- _Exercise description_:
Rewrite the text of each record below with "Patent image size" replaced by "Drawing dimensions", keeping everything else the same, and omit the pictures.

━━ Input for this task

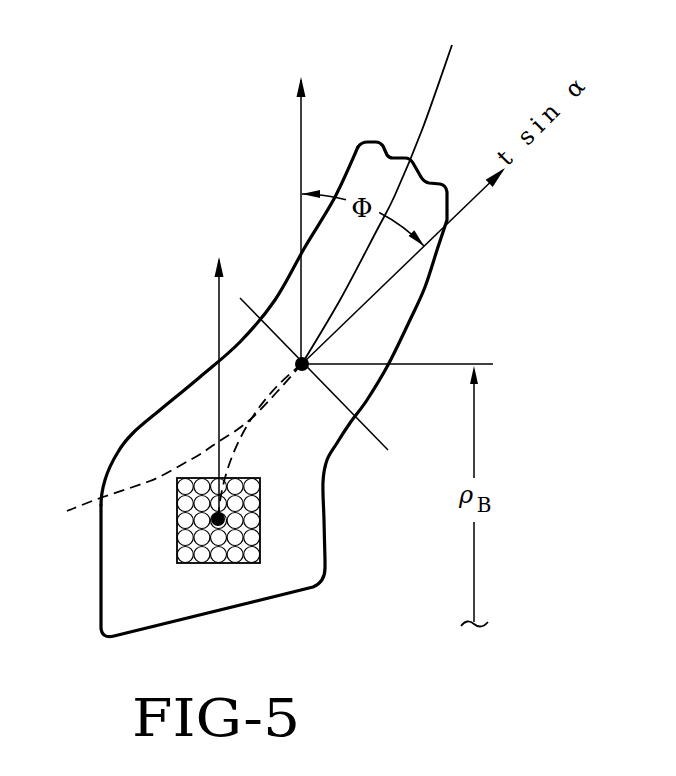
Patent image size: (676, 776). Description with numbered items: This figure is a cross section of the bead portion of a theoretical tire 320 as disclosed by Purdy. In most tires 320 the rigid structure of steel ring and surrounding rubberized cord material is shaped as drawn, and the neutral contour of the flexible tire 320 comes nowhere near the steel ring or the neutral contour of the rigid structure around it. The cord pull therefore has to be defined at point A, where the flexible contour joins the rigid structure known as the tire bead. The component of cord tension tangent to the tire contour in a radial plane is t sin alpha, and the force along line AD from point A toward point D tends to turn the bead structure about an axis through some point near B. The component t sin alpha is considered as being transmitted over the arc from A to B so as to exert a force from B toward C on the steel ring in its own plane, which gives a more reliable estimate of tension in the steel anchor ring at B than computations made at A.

The tire 320 is at (422, 288).
The point A is at (301, 380).
The point B is at (215, 521).
The point C is at (219, 374).
The point D is at (301, 207).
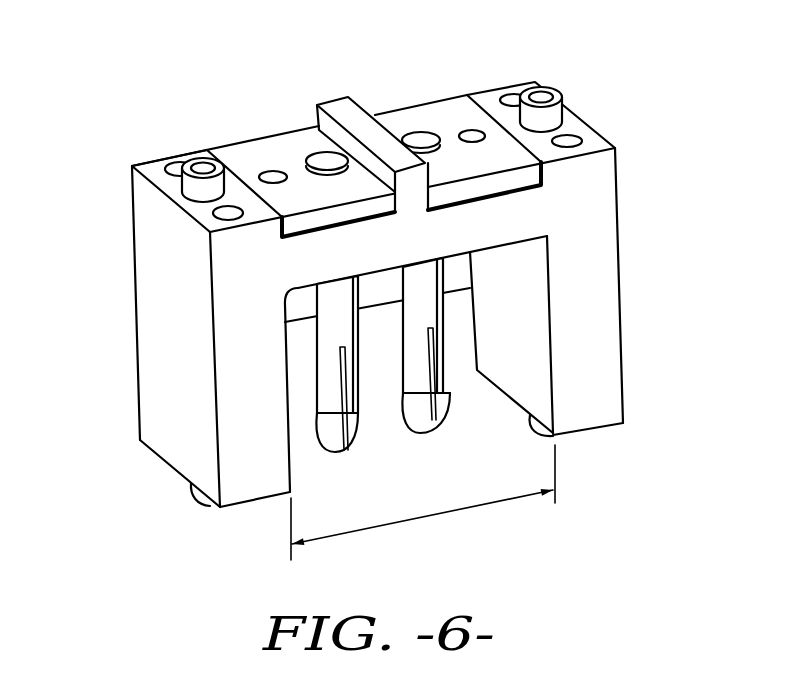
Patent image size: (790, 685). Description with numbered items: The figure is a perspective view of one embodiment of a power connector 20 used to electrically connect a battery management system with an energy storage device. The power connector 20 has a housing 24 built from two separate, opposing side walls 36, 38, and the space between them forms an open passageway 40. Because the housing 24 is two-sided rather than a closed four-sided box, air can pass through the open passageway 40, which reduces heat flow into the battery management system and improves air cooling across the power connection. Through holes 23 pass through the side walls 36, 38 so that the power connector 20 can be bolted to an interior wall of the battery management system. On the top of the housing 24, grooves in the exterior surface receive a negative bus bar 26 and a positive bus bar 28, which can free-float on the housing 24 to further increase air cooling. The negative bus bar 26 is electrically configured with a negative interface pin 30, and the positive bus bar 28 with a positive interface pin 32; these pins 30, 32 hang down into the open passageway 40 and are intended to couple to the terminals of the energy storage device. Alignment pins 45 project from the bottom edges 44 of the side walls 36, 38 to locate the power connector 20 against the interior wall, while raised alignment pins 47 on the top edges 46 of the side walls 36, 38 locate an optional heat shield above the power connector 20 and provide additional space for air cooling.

The power connector 20 is at (118, 75).
The through holes 23 is at (176, 164).
The housing 24 is at (484, 93).
The negative bus bar 26 is at (292, 147).
The positive bus bar 28 is at (427, 123).
The negative interface pin 30 is at (318, 440).
The positive interface pin 32 is at (408, 418).
The side wall 36 is at (245, 482).
The side wall 38 is at (608, 318).
The open passageway 40 is at (460, 512).
The bottom edges 44 is at (162, 460).
The alignment pins 45 is at (203, 500).
The top edges 46 is at (172, 186).
The alignment pins 47 is at (223, 160).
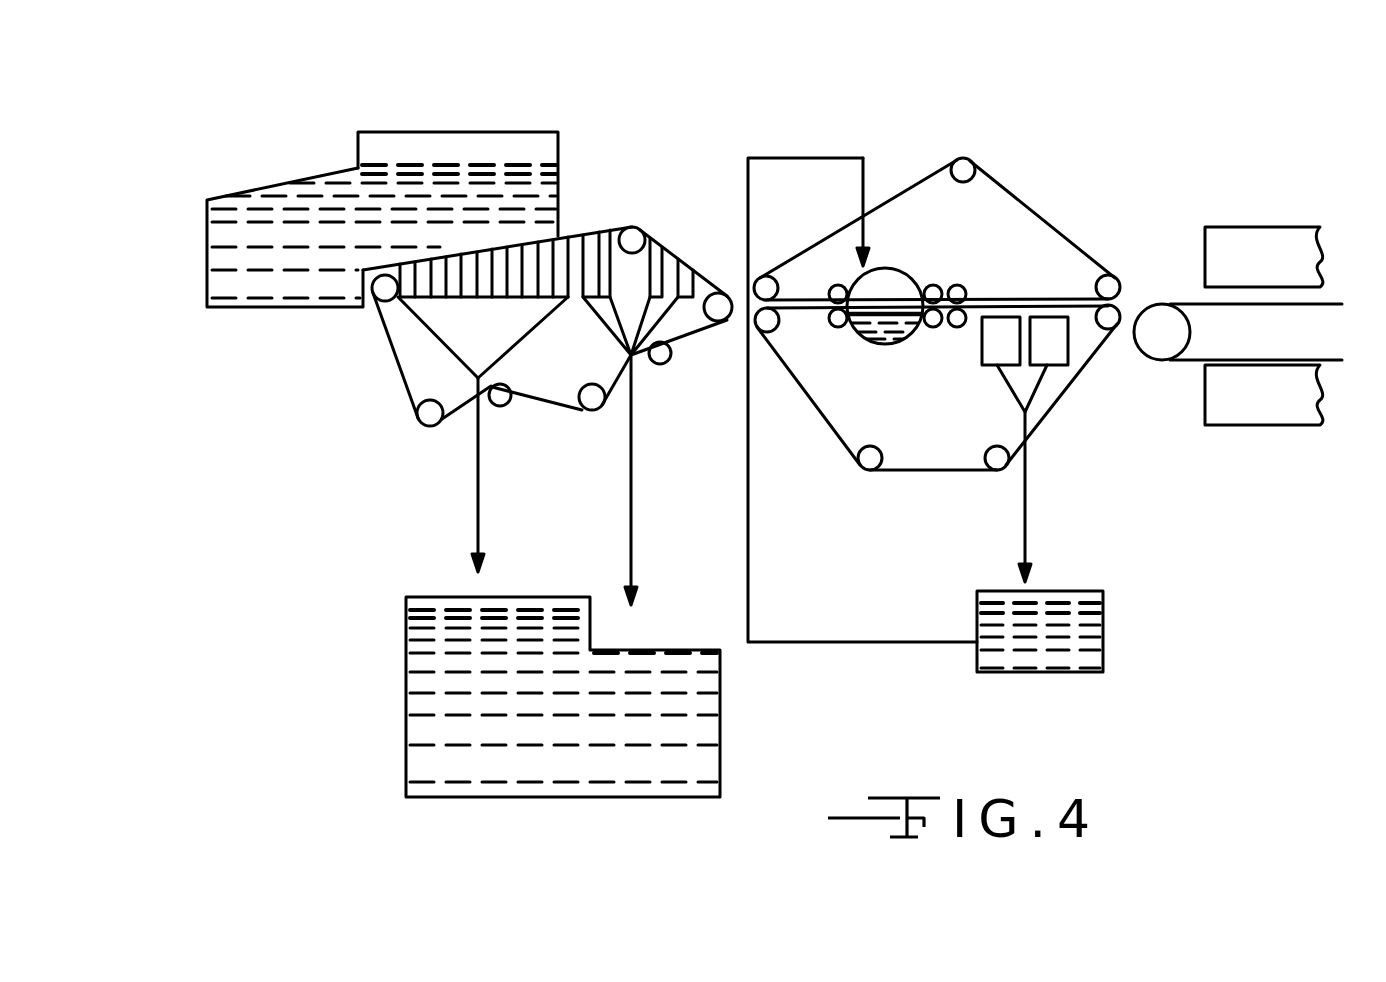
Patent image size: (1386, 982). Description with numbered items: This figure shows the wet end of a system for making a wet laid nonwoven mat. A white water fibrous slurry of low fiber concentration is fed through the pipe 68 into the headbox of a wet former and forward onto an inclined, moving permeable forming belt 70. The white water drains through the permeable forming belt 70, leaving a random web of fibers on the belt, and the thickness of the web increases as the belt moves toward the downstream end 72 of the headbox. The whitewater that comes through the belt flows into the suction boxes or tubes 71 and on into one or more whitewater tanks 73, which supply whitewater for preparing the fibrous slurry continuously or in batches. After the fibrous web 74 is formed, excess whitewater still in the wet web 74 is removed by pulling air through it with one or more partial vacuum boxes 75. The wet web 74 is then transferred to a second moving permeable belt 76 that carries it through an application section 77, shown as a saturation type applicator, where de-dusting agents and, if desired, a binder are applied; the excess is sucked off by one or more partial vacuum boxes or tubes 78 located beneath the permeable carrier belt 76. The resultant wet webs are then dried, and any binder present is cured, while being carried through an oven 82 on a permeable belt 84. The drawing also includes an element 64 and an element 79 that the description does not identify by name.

The feed hopper 64 is at (425, 132).
The pipe 68 is at (207, 238).
The permeable forming belt 70 is at (389, 342).
The suction boxes or tubes 71 is at (452, 286).
The downstream end 72 is at (560, 146).
The whitewater tanks 73 is at (406, 728).
The fibrous web 74 is at (566, 236).
The partial vacuum boxes 75 is at (686, 278).
The second moving permeable belt 76 is at (820, 412).
The application section 77 is at (1024, 186).
The partial vacuum boxes or tubes 78 is at (1010, 348).
The recycled material 79 is at (1083, 643).
The oven 82 is at (1255, 238).
The permeable belt 84 is at (1190, 300).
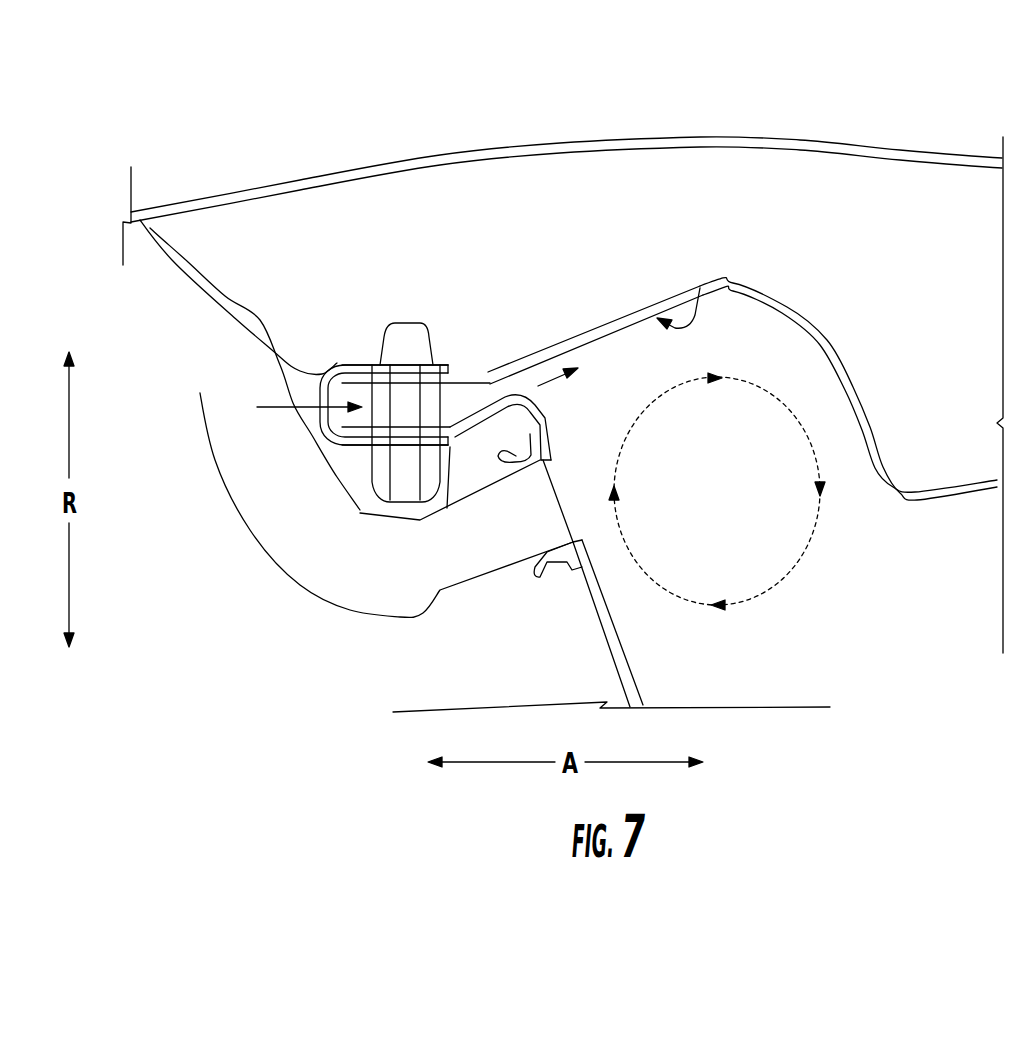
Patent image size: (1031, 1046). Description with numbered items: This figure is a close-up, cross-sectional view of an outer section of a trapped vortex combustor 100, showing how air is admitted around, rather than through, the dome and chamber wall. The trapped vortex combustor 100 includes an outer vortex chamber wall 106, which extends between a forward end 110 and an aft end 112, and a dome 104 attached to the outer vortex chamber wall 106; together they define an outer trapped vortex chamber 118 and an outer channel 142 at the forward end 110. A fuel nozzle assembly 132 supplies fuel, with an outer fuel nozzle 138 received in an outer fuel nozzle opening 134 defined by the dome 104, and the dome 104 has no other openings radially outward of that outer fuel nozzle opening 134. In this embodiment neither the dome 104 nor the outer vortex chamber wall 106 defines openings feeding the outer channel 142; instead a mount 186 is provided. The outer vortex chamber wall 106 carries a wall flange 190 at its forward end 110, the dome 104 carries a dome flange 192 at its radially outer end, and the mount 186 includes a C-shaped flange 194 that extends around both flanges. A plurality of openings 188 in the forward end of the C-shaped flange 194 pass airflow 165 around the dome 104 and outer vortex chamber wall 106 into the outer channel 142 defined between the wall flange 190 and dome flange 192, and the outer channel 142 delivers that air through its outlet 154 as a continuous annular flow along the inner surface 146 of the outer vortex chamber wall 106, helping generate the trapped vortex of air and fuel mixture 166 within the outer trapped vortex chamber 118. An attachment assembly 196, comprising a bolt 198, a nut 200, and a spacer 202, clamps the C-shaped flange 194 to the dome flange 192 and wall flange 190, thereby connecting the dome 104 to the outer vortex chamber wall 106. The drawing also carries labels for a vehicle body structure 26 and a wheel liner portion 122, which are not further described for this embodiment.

━━━━

- _Task response_:
Drawing dimensions: (676, 776). Description with numbered items: This figure is a cross section of the bead portion of a theoretical tire 320 as disclosed by Purdy. In most tires 320 the rigid structure of steel ring and surrounding rubberized cord material is shaped as drawn, and the neutral contour of the flexible tire 320 comes nowhere near the steel ring or the neutral contour of the rigid structure around it. The cord pull therefore has to be defined at point A, where the flexible contour joins the rigid structure known as the tire bead. The component of cord tension tangent to the tire contour in a radial plane is t sin alpha, and the force along line AD from point A toward point D tends to turn the bead structure about an axis through some point near B. The component t sin alpha is considered as being transmitted over the arc from A to B so as to exert a force from B toward C on the steel ring in its own plane, which gives a more reliable estimate of tension in the steel anchor ring at B than computations made at A.

The tire 320 is at (422, 288).
The point A is at (301, 380).
The point B is at (215, 521).
The point C is at (219, 374).
The point D is at (301, 207).
Drawing dimensions: (790, 685). Description with numbered items: The figure is a perspective view of one embodiment of a power connector 20 used to electrically connect a battery management system with an energy storage device. The power connector 20 has a housing 24 built from two separate, opposing side walls 36, 38, and the space between them forms an open passageway 40. Because the housing 24 is two-sided rather than a closed four-sided box, air can pass through the open passageway 40, which reduces heat flow into the battery management system and improves air cooling across the power connection. Through holes 23 pass through the side walls 36, 38 so that the power connector 20 can be bolted to an interior wall of the battery management system. On the top of the housing 24, grooves in the exterior surface receive a negative bus bar 26 and a positive bus bar 28, which can free-float on the housing 24 to further increase air cooling. The negative bus bar 26 is electrically configured with a negative interface pin 30, and the positive bus bar 28 with a positive interface pin 32; these pins 30, 32 hang down into the open passageway 40 and are intended to couple to the terminals of the energy storage device. Alignment pins 45 project from the bottom edges 44 of the side walls 36, 38 to locate the power connector 20 against the interior wall, while raised alignment pins 47 on the top edges 46 of the side walls 36, 38 locate an optional heat shield above the power connector 20 and provide additional space for air cooling.

The power connector 20 is at (118, 75).
The through holes 23 is at (176, 164).
The housing 24 is at (484, 93).
The negative bus bar 26 is at (292, 147).
The positive bus bar 28 is at (427, 123).
The negative interface pin 30 is at (318, 440).
The positive interface pin 32 is at (408, 418).
The side wall 36 is at (245, 482).
The side wall 38 is at (608, 318).
The open passageway 40 is at (460, 512).
The bottom edges 44 is at (162, 460).
The alignment pins 45 is at (203, 500).
The top edges 46 is at (172, 186).
The alignment pins 47 is at (223, 160).
Drawing dimensions: (1386, 982). Description with numbered items: This figure shows the wet end of a system for making a wet laid nonwoven mat. A white water fibrous slurry of low fiber concentration is fed through the pipe 68 into the headbox of a wet former and forward onto an inclined, moving permeable forming belt 70. The white water drains through the permeable forming belt 70, leaving a random web of fibers on the belt, and the thickness of the web increases as the belt moves toward the downstream end 72 of the headbox. The whitewater that comes through the belt flows into the suction boxes or tubes 71 and on into one or more whitewater tanks 73, which supply whitewater for preparing the fibrous slurry continuously or in batches. After the fibrous web 74 is formed, excess whitewater still in the wet web 74 is removed by pulling air through it with one or more partial vacuum boxes 75. The wet web 74 is then transferred to a second moving permeable belt 76 that carries it through an application section 77, shown as a saturation type applicator, where de-dusting agents and, if desired, a binder are applied; the excess is sucked off by one or more partial vacuum boxes or tubes 78 located beneath the permeable carrier belt 76. The resultant wet webs are then dried, and any binder present is cured, while being carried through an oven 82 on a permeable belt 84. The drawing also includes an element 64 and an element 79 that the description does not identify by name.

The feed hopper 64 is at (425, 132).
The pipe 68 is at (207, 238).
The permeable forming belt 70 is at (389, 342).
The suction boxes or tubes 71 is at (452, 286).
The downstream end 72 is at (560, 146).
The whitewater tanks 73 is at (406, 728).
The fibrous web 74 is at (566, 236).
The partial vacuum boxes 75 is at (686, 278).
The second moving permeable belt 76 is at (820, 412).
The application section 77 is at (1024, 186).
The partial vacuum boxes or tubes 78 is at (1010, 348).
The recycled material 79 is at (1083, 643).
The oven 82 is at (1255, 238).
The permeable belt 84 is at (1190, 300).
Drawing dimensions: (1031, 1046). Description with numbered items: This figure is a close-up, cross-sectional view of an outer section of a trapped vortex combustor 100, showing how air is admitted around, rather than through, the dome and chamber wall. The trapped vortex combustor 100 includes an outer vortex chamber wall 106, which extends between a forward end 110 and an aft end 112, and a dome 104 attached to the outer vortex chamber wall 106; together they define an outer trapped vortex chamber 118 and an outer channel 142 at the forward end 110. A fuel nozzle assembly 132 supplies fuel, with an outer fuel nozzle 138 received in an outer fuel nozzle opening 134 defined by the dome 104, and the dome 104 has no other openings radially outward of that outer fuel nozzle opening 134. In this embodiment neither the dome 104 nor the outer vortex chamber wall 106 defines openings feeding the outer channel 142; instead a mount 186 is provided. The outer vortex chamber wall 106 carries a wall flange 190 at its forward end 110, the dome 104 carries a dome flange 192 at its radially outer end, and the mount 186 includes a C-shaped flange 194 that extends around both flanges. A plurality of openings 188 in the forward end of the C-shaped flange 194 pass airflow 165 around the dome 104 and outer vortex chamber wall 106 into the outer channel 142 defined between the wall flange 190 and dome flange 192, and the outer channel 142 delivers that air through its outlet 154 as a continuous annular flow along the inner surface 146 of the outer vortex chamber wall 106, helping generate the trapped vortex of air and fuel mixture 166 within the outer trapped vortex chamber 118. An attachment assembly 196, comprising a bolt 198, a nut 200, and a spacer 202, clamps the C-shaped flange 194 to the dome flange 192 and wall flange 190, thereby connecting the dome 104 to the outer vortex chamber wall 106. The drawing also carries labels for a vehicle body structure 26 and a wheel liner portion 122, which are not further described for this embodiment.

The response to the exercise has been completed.